● **Written request**: Copy the full set of lines exactly as given.

● **Working data**:

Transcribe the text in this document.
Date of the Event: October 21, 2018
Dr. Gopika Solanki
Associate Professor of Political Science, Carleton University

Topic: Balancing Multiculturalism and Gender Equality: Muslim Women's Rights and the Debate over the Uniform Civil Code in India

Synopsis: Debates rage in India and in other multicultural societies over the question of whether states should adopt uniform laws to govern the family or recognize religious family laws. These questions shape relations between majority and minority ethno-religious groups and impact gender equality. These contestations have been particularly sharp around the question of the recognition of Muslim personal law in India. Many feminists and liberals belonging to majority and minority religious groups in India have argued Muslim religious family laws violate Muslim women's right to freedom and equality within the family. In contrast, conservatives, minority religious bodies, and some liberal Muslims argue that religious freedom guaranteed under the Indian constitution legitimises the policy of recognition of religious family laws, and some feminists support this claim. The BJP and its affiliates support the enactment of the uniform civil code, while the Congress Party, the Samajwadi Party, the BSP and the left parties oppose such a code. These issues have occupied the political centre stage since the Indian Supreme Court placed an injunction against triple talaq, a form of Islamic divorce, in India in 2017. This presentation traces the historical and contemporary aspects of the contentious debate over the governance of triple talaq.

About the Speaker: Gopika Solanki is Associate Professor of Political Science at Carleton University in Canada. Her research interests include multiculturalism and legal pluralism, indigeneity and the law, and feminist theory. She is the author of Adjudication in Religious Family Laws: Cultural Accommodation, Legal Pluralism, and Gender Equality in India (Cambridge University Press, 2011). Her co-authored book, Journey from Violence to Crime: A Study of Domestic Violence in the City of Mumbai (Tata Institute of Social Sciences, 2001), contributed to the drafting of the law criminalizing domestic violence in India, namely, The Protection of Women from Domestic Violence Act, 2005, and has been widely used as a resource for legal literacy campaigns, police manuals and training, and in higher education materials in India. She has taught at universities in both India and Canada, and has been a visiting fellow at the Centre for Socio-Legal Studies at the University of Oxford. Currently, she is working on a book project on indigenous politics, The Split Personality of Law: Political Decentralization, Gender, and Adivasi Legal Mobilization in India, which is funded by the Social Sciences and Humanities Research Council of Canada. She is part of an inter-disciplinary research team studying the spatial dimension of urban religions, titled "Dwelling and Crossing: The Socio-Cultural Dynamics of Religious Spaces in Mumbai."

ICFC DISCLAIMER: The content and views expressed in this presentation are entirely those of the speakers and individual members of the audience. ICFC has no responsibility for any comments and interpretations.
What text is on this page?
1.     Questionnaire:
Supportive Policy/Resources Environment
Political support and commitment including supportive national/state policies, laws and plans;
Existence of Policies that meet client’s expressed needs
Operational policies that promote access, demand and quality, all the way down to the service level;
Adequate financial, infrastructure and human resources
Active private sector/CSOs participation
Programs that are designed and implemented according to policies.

● **Written reply**:
Transcribe the text in this document.
Date of the Event: October 21, 2018
Dr. Gopika Solanki
Associate Professor of Political Science, Carleton University

Topic: Balancing Multiculturalism and Gender Equality: Muslim Women's Rights and the Debate over the Uniform Civil Code in India

Synopsis: Debates rage in India and in other multicultural societies over the question of whether states should adopt uniform laws to govern the family or recognize religious family laws. These questions shape relations between majority and minority ethno-religious groups and impact gender equality. These contestations have been particularly sharp around the question of the recognition of Muslim personal law in India. Many feminists and liberals belonging to majority and minority religious groups in India have argued Muslim religious family laws violate Muslim women's right to freedom and equality within the family. In contrast, conservatives, minority religious bodies, and some liberal Muslims argue that religious freedom guaranteed under the Indian constitution legitimises the policy of recognition of religious family laws, and some feminists support this claim. The BJP and its affiliates support the enactment of the uniform civil code, while the Congress Party, the Samajwadi Party, the BSP and the left parties oppose such a code. These issues have occupied the political centre stage since the Indian Supreme Court placed an injunction against triple talaq, a form of Islamic divorce, in India in 2017. This presentation traces the historical and contemporary aspects of the contentious debate over the governance of triple talaq.

About the Speaker: Gopika Solanki is Associate Professor of Political Science at Carleton University in Canada. Her research interests include multiculturalism and legal pluralism, indigeneity and the law, and feminist theory. She is the author of Adjudication in Religious Family Laws: Cultural Accommodation, Legal Pluralism, and Gender Equality in India (Cambridge University Press, 2011). Her co-authored book, Journey from Violence to Crime: A Study of Domestic Violence in the City of Mumbai (Tata Institute of Social Sciences, 2001), contributed to the drafting of the law criminalizing domestic violence in India, namely, The Protection of Women from Domestic Violence Act, 2005, and has been widely used as a resource for legal literacy campaigns, police manuals and training, and in higher education materials in India. She has taught at universities in both India and Canada, and has been a visiting fellow at the Centre for Socio-Legal Studies at the University of Oxford. Currently, she is working on a book project on indigenous politics, The Split Personality of Law: Political Decentralization, Gender, and Adivasi Legal Mobilization in India, which is funded by the Social Sciences and Humanities Research Council of Canada. She is part of an inter-disciplinary research team studying the spatial dimension of urban religions, titled "Dwelling and Crossing: The Socio-Cultural Dynamics of Religious Spaces in Mumbai."

ICFC DISCLAIMER: The content and views expressed in this presentation are entirely those of the speakers and individual members of the audience. ICFC has no responsibility for any comments and interpretations.
What text is on this page?
1.     Questionnaire:
Supportive Policy/Resources Environment
Political support and commitment including supportive national/state policies, laws and plans;
Existence of Policies that meet client’s expressed needs
Operational policies that promote access, demand and quality, all the way down to the service level;
Adequate financial, infrastructure and human resources
Active private sector/CSOs participation
Programs that are designed and implemented according to policies.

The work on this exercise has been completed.